>>>

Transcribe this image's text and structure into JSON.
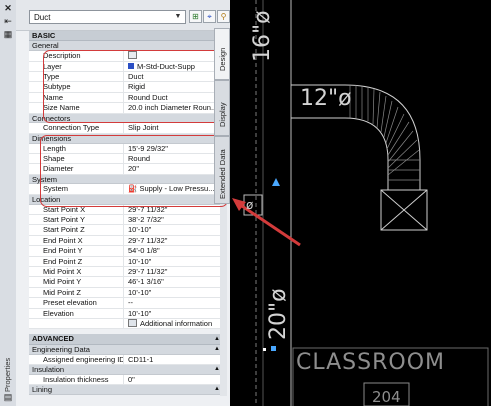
{
  "toolbar": {
    "object_type": "Duct",
    "tab_design": "Design",
    "tab_display": "Display",
    "tab_extended": "Extended Data",
    "panel_title": "Properties"
  },
  "basic": {
    "title": "BASIC",
    "general": {
      "title": "General",
      "rows": [
        {
          "key": "Description",
          "value": ""
        },
        {
          "key": "Layer",
          "value": "M-Std-Duct-Supp"
        },
        {
          "key": "Type",
          "value": "Duct"
        },
        {
          "key": "Subtype",
          "value": "Rigid"
        },
        {
          "key": "Name",
          "value": "Round Duct"
        },
        {
          "key": "Size Name",
          "value": "20.0 inch Diameter Roun..."
        }
      ]
    },
    "connectors": {
      "title": "Connectors",
      "rows": [
        {
          "key": "Connection Type",
          "value": "Slip Joint"
        }
      ]
    },
    "dimensions": {
      "title": "Dimensions",
      "rows": [
        {
          "key": "Length",
          "value": "15'-9 29/32\""
        },
        {
          "key": "Shape",
          "value": "Round"
        },
        {
          "key": "Diameter",
          "value": "20\""
        }
      ]
    },
    "system": {
      "title": "System",
      "rows": [
        {
          "key": "System",
          "value": "Supply - Low Pressu..."
        }
      ]
    },
    "location": {
      "title": "Location",
      "rows": [
        {
          "key": "Start Point X",
          "value": "29'-7 11/32\""
        },
        {
          "key": "Start Point Y",
          "value": "38'-2 7/32\""
        },
        {
          "key": "Start Point Z",
          "value": "10'-10\""
        },
        {
          "key": "End Point X",
          "value": "29'-7 11/32\""
        },
        {
          "key": "End Point Y",
          "value": "54'-0 1/8\""
        },
        {
          "key": "End Point Z",
          "value": "10'-10\""
        },
        {
          "key": "Mid Point X",
          "value": "29'-7 11/32\""
        },
        {
          "key": "Mid Point Y",
          "value": "46'-1 3/16\""
        },
        {
          "key": "Mid Point Z",
          "value": "10'-10\""
        },
        {
          "key": "Preset elevation",
          "value": "--"
        },
        {
          "key": "Elevation",
          "value": "10'-10\""
        },
        {
          "key": "",
          "value": "Additional information"
        }
      ]
    }
  },
  "advanced": {
    "title": "ADVANCED",
    "engineering": {
      "title": "Engineering Data",
      "rows": [
        {
          "key": "Assigned engineering ID",
          "value": "CD11-1"
        }
      ]
    },
    "insulation": {
      "title": "Insulation",
      "rows": [
        {
          "key": "Insulation thickness",
          "value": "0\""
        }
      ]
    },
    "lining": {
      "title": "Lining"
    }
  },
  "drawing": {
    "label_16": "16\"ø",
    "label_12": "12\"ø",
    "label_20": "20\"ø",
    "label_phi": "ø",
    "room_name": "CLASSROOM",
    "room_number": "204"
  },
  "colors": {
    "highlight": "#d33b3b",
    "layer_swatch": "#2b4fc4",
    "cad_bg": "#000000"
  }
}
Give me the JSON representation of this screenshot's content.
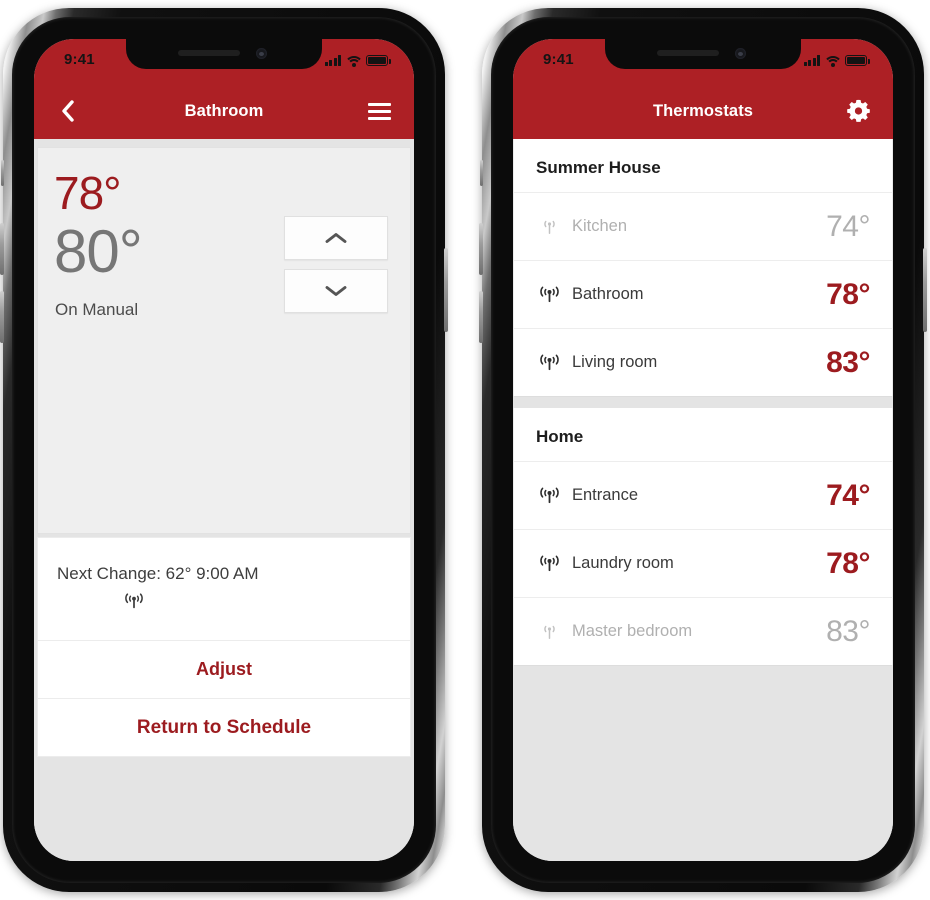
{
  "colors": {
    "brand": "#ad2025",
    "brand_dark": "#9c1b1f",
    "screen_bg": "#e4e4e4",
    "card_bg": "#efefef",
    "row_bg": "#ffffff",
    "muted_text": "#b0b0b0"
  },
  "status_bar": {
    "time": "9:41",
    "signal_icon": "cellular-bars-icon",
    "wifi_icon": "wifi-icon",
    "battery_icon": "battery-full-icon"
  },
  "phone_left": {
    "navbar": {
      "back_icon": "chevron-left-icon",
      "title": "Bathroom",
      "menu_icon": "hamburger-menu-icon"
    },
    "detail": {
      "current_temp": "78°",
      "target_temp": "80°",
      "mode": "On Manual",
      "stepper": {
        "up_icon": "chevron-up-icon",
        "down_icon": "chevron-down-icon",
        "up_label": "Increase temperature",
        "down_label": "Decrease temperature"
      }
    },
    "info": {
      "next_change": "Next Change: 62° 9:00 AM",
      "signal_icon": "antenna-signal-icon"
    },
    "actions": [
      {
        "label": "Adjust",
        "name": "adjust-button"
      },
      {
        "label": "Return to Schedule",
        "name": "return-to-schedule-button"
      }
    ]
  },
  "phone_right": {
    "navbar": {
      "title": "Thermostats",
      "settings_icon": "gear-icon"
    },
    "groups": [
      {
        "title": "Summer House",
        "rows": [
          {
            "icon": "antenna-signal-off-icon",
            "label": "Kitchen",
            "temp": "74°",
            "offline": true
          },
          {
            "icon": "antenna-signal-icon",
            "label": "Bathroom",
            "temp": "78°",
            "offline": false
          },
          {
            "icon": "antenna-signal-icon",
            "label": "Living room",
            "temp": "83°",
            "offline": false
          }
        ]
      },
      {
        "title": "Home",
        "rows": [
          {
            "icon": "antenna-signal-icon",
            "label": "Entrance",
            "temp": "74°",
            "offline": false
          },
          {
            "icon": "antenna-signal-icon",
            "label": "Laundry room",
            "temp": "78°",
            "offline": false
          },
          {
            "icon": "antenna-signal-off-icon",
            "label": "Master bedroom",
            "temp": "83°",
            "offline": true
          }
        ]
      }
    ]
  }
}
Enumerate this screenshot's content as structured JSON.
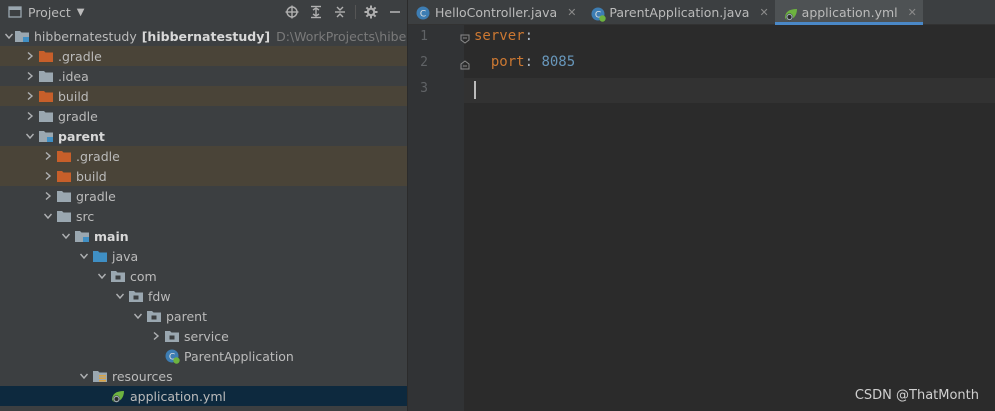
{
  "project_panel": {
    "title": "Project",
    "tools": [
      "locate-icon",
      "expand-all-icon",
      "collapse-all-icon",
      "gear-icon",
      "hide-icon"
    ]
  },
  "tree": [
    {
      "depth": 0,
      "expanded": true,
      "arrow": true,
      "icon": "module",
      "label": "hibbernatestudy",
      "suffix": "[hibbernatestudy]",
      "path": "D:\\WorkProjects\\hibernate",
      "bold": false
    },
    {
      "depth": 1,
      "expanded": false,
      "arrow": true,
      "icon": "folder-excluded",
      "label": ".gradle",
      "excluded": true
    },
    {
      "depth": 1,
      "expanded": false,
      "arrow": true,
      "icon": "folder",
      "label": ".idea"
    },
    {
      "depth": 1,
      "expanded": false,
      "arrow": true,
      "icon": "folder-excluded",
      "label": "build",
      "excluded": true
    },
    {
      "depth": 1,
      "expanded": false,
      "arrow": true,
      "icon": "folder",
      "label": "gradle"
    },
    {
      "depth": 1,
      "expanded": true,
      "arrow": true,
      "icon": "module",
      "label": "parent",
      "bold": true
    },
    {
      "depth": 2,
      "expanded": false,
      "arrow": true,
      "icon": "folder-excluded",
      "label": ".gradle",
      "excluded": true
    },
    {
      "depth": 2,
      "expanded": false,
      "arrow": true,
      "icon": "folder-excluded",
      "label": "build",
      "excluded": true
    },
    {
      "depth": 2,
      "expanded": false,
      "arrow": true,
      "icon": "folder",
      "label": "gradle"
    },
    {
      "depth": 2,
      "expanded": true,
      "arrow": true,
      "icon": "folder",
      "label": "src"
    },
    {
      "depth": 3,
      "expanded": true,
      "arrow": true,
      "icon": "module",
      "label": "main",
      "bold": true
    },
    {
      "depth": 4,
      "expanded": true,
      "arrow": true,
      "icon": "folder-source",
      "label": "java"
    },
    {
      "depth": 5,
      "expanded": true,
      "arrow": true,
      "icon": "package",
      "label": "com"
    },
    {
      "depth": 6,
      "expanded": true,
      "arrow": true,
      "icon": "package",
      "label": "fdw"
    },
    {
      "depth": 7,
      "expanded": true,
      "arrow": true,
      "icon": "package",
      "label": "parent"
    },
    {
      "depth": 8,
      "expanded": false,
      "arrow": true,
      "icon": "package",
      "label": "service"
    },
    {
      "depth": 8,
      "expanded": false,
      "arrow": false,
      "icon": "spring-class",
      "label": "ParentApplication"
    },
    {
      "depth": 4,
      "expanded": true,
      "arrow": true,
      "icon": "folder-resources",
      "label": "resources"
    },
    {
      "depth": 5,
      "expanded": false,
      "arrow": false,
      "icon": "spring-yml",
      "label": "application.yml",
      "selected": true
    }
  ],
  "tabs": [
    {
      "label": "HelloController.java",
      "icon": "class",
      "active": false
    },
    {
      "label": "ParentApplication.java",
      "icon": "spring-class",
      "active": false
    },
    {
      "label": "application.yml",
      "icon": "spring-yml",
      "active": true
    }
  ],
  "editor": {
    "line_numbers": [
      "1",
      "2",
      "3"
    ],
    "line1_key": "server",
    "line2_key": "port",
    "line2_value": "8085",
    "colon": ":"
  },
  "colors": {
    "yaml_key": "#cc7832",
    "yaml_number": "#6897bb",
    "excluded_folder": "#c75f2a",
    "folder": "#9aa7b0",
    "source_folder": "#3f8fc4",
    "selection": "#0d293e"
  },
  "watermark": "CSDN @ThatMonth"
}
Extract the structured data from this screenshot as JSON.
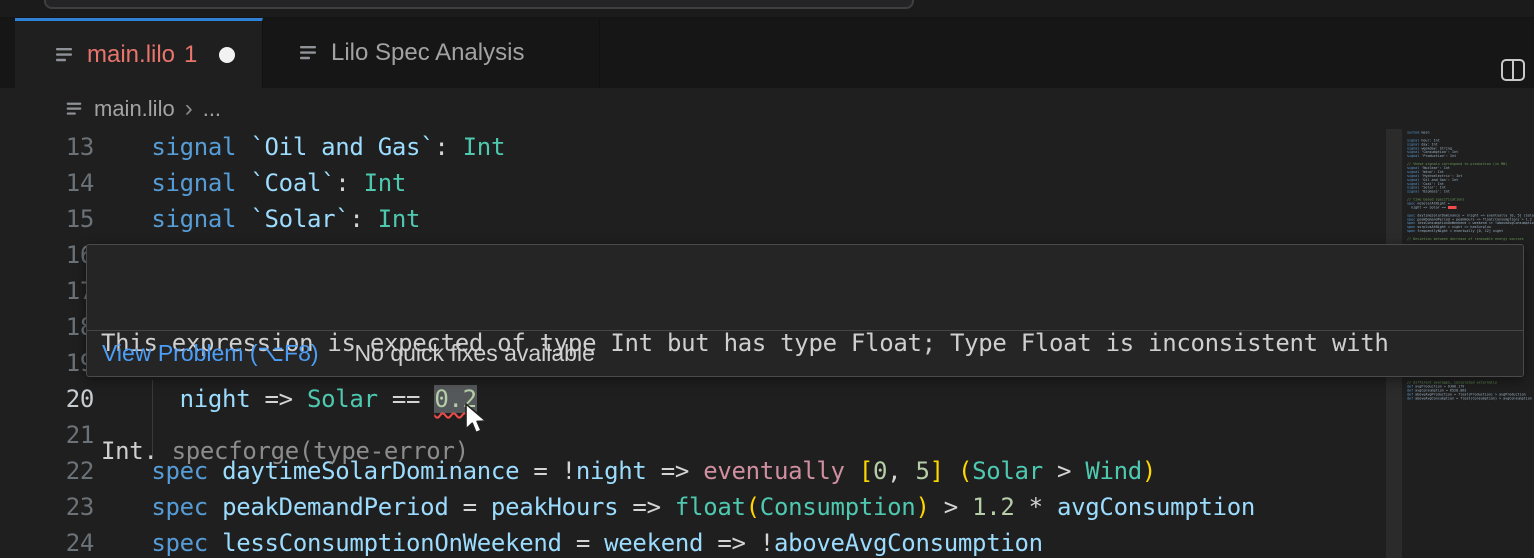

<<<

Pull out all lines in the data above that include "Diameter".

Complete answer:
          "value": "20.0 inch Diameter Roun..."
          "key": "Diameter",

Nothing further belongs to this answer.